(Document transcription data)

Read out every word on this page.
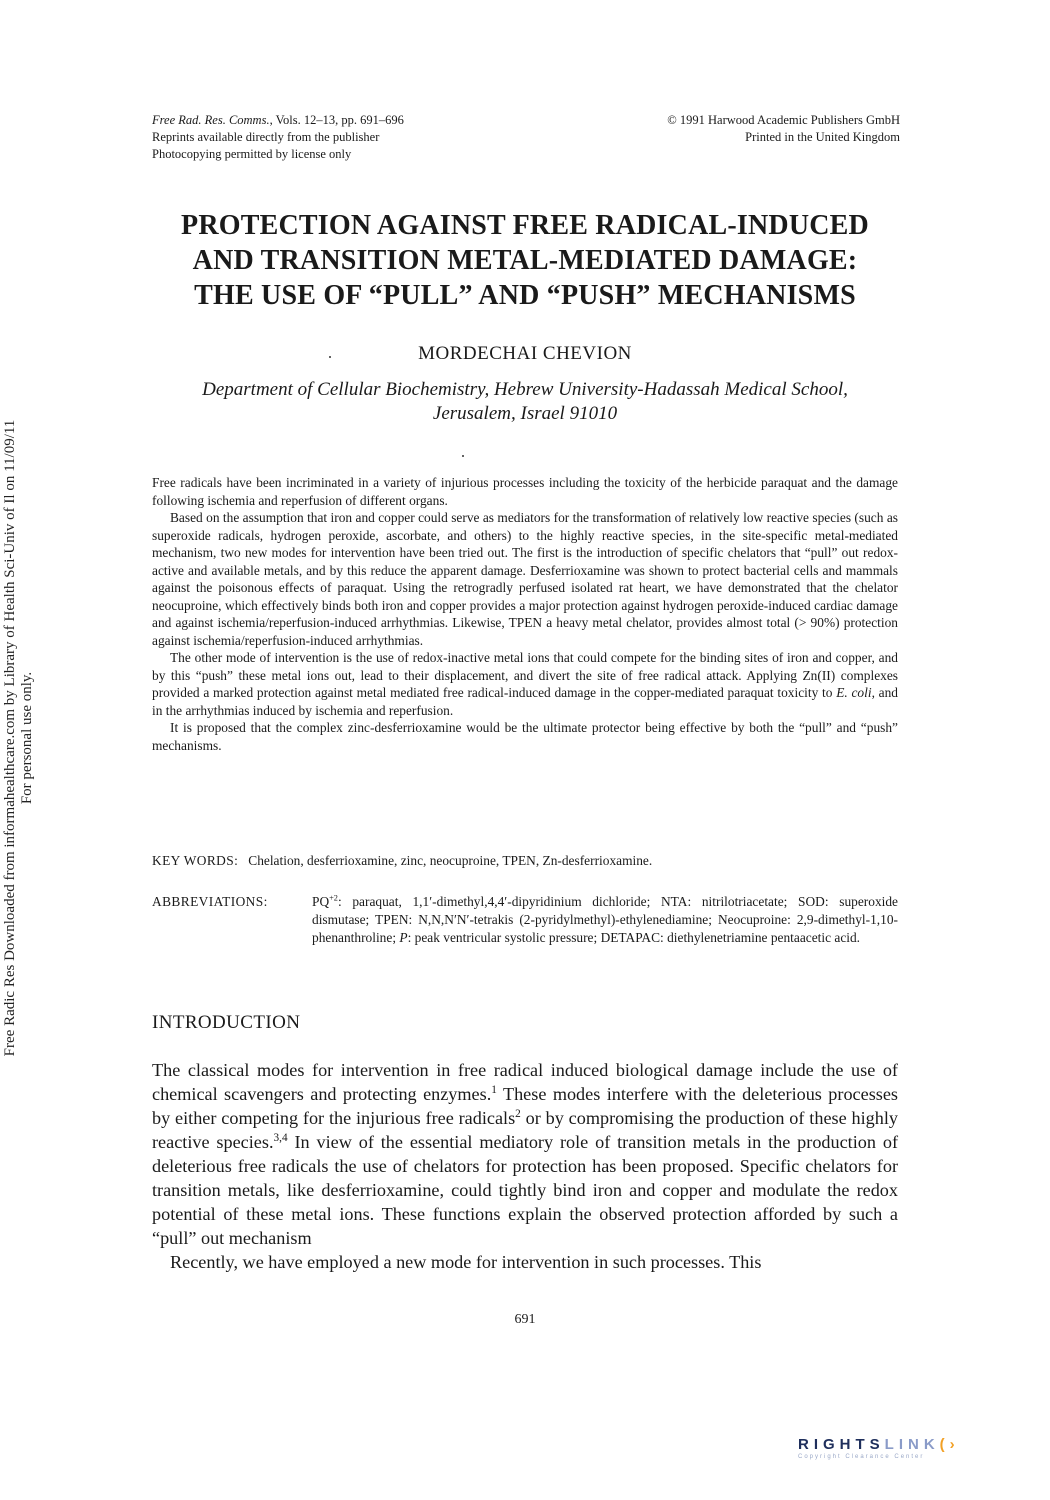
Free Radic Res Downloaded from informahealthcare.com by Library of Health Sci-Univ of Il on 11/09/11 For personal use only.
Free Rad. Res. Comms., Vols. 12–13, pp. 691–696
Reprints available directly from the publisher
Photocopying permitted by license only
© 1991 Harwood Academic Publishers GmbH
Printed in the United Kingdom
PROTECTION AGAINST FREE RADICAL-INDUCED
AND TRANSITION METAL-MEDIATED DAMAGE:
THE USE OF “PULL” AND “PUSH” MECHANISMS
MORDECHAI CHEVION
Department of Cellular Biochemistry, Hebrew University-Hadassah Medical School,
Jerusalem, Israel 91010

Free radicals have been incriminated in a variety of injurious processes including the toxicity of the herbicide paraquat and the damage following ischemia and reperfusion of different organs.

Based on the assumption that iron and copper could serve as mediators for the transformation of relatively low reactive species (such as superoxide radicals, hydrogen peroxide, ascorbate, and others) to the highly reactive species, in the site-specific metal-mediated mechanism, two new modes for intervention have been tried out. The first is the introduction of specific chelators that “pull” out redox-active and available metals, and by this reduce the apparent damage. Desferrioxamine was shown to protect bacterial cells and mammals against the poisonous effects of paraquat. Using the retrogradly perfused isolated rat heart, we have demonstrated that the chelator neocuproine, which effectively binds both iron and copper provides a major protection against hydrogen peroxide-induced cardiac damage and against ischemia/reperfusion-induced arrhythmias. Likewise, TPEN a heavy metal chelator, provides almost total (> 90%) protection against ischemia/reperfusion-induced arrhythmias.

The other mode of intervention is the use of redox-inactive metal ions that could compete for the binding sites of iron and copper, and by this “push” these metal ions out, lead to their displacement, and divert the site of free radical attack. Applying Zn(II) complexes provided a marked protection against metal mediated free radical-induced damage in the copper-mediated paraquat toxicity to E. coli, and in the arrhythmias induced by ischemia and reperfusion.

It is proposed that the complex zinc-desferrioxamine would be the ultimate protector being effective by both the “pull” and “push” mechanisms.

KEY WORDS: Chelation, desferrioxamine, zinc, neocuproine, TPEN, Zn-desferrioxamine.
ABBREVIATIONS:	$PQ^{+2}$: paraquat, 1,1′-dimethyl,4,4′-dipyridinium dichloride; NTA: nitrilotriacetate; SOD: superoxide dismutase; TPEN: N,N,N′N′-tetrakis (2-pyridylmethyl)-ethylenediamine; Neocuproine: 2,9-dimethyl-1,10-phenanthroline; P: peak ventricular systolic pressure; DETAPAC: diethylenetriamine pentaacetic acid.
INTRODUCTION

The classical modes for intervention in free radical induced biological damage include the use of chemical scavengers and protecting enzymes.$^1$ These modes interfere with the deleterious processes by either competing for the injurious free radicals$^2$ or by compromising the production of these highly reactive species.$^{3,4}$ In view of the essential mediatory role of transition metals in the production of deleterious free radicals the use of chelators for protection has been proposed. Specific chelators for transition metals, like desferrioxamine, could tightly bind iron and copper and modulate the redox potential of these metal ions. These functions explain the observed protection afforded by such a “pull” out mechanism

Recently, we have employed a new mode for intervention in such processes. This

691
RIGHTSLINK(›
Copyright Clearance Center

* _What the task requires_
Could you transcribe the records above exactly, leaving out any pictures?

* _Solution below_
Read out every word on this page.
Free Radic Res Downloaded from informahealthcare.com by Library of Health Sci-Univ of Il on 11/09/11 For personal use only.
Free Rad. Res. Comms., Vols. 12–13, pp. 691–696
Reprints available directly from the publisher
Photocopying permitted by license only
© 1991 Harwood Academic Publishers GmbH
Printed in the United Kingdom
PROTECTION AGAINST FREE RADICAL-INDUCED
AND TRANSITION METAL-MEDIATED DAMAGE:
THE USE OF “PULL” AND “PUSH” MECHANISMS
MORDECHAI CHEVION
Department of Cellular Biochemistry, Hebrew University-Hadassah Medical School,
Jerusalem, Israel 91010

Free radicals have been incriminated in a variety of injurious processes including the toxicity of the herbicide paraquat and the damage following ischemia and reperfusion of different organs.

Based on the assumption that iron and copper could serve as mediators for the transformation of relatively low reactive species (such as superoxide radicals, hydrogen peroxide, ascorbate, and others) to the highly reactive species, in the site-specific metal-mediated mechanism, two new modes for intervention have been tried out. The first is the introduction of specific chelators that “pull” out redox-active and available metals, and by this reduce the apparent damage. Desferrioxamine was shown to protect bacterial cells and mammals against the poisonous effects of paraquat. Using the retrogradly perfused isolated rat heart, we have demonstrated that the chelator neocuproine, which effectively binds both iron and copper provides a major protection against hydrogen peroxide-induced cardiac damage and against ischemia/reperfusion-induced arrhythmias. Likewise, TPEN a heavy metal chelator, provides almost total (> 90%) protection against ischemia/reperfusion-induced arrhythmias.

The other mode of intervention is the use of redox-inactive metal ions that could compete for the binding sites of iron and copper, and by this “push” these metal ions out, lead to their displacement, and divert the site of free radical attack. Applying Zn(II) complexes provided a marked protection against metal mediated free radical-induced damage in the copper-mediated paraquat toxicity to E. coli, and in the arrhythmias induced by ischemia and reperfusion.

It is proposed that the complex zinc-desferrioxamine would be the ultimate protector being effective by both the “pull” and “push” mechanisms.

KEY WORDS: Chelation, desferrioxamine, zinc, neocuproine, TPEN, Zn-desferrioxamine.
ABBREVIATIONS:	$PQ^{+2}$: paraquat, 1,1′-dimethyl,4,4′-dipyridinium dichloride; NTA: nitrilotriacetate; SOD: superoxide dismutase; TPEN: N,N,N′N′-tetrakis (2-pyridylmethyl)-ethylenediamine; Neocuproine: 2,9-dimethyl-1,10-phenanthroline; P: peak ventricular systolic pressure; DETAPAC: diethylenetriamine pentaacetic acid.
INTRODUCTION

The classical modes for intervention in free radical induced biological damage include the use of chemical scavengers and protecting enzymes.$^1$ These modes interfere with the deleterious processes by either competing for the injurious free radicals$^2$ or by compromising the production of these highly reactive species.$^{3,4}$ In view of the essential mediatory role of transition metals in the production of deleterious free radicals the use of chelators for protection has been proposed. Specific chelators for transition metals, like desferrioxamine, could tightly bind iron and copper and modulate the redox potential of these metal ions. These functions explain the observed protection afforded by such a “pull” out mechanism

Recently, we have employed a new mode for intervention in such processes. This

691
RIGHTSLINK(›
Copyright Clearance Center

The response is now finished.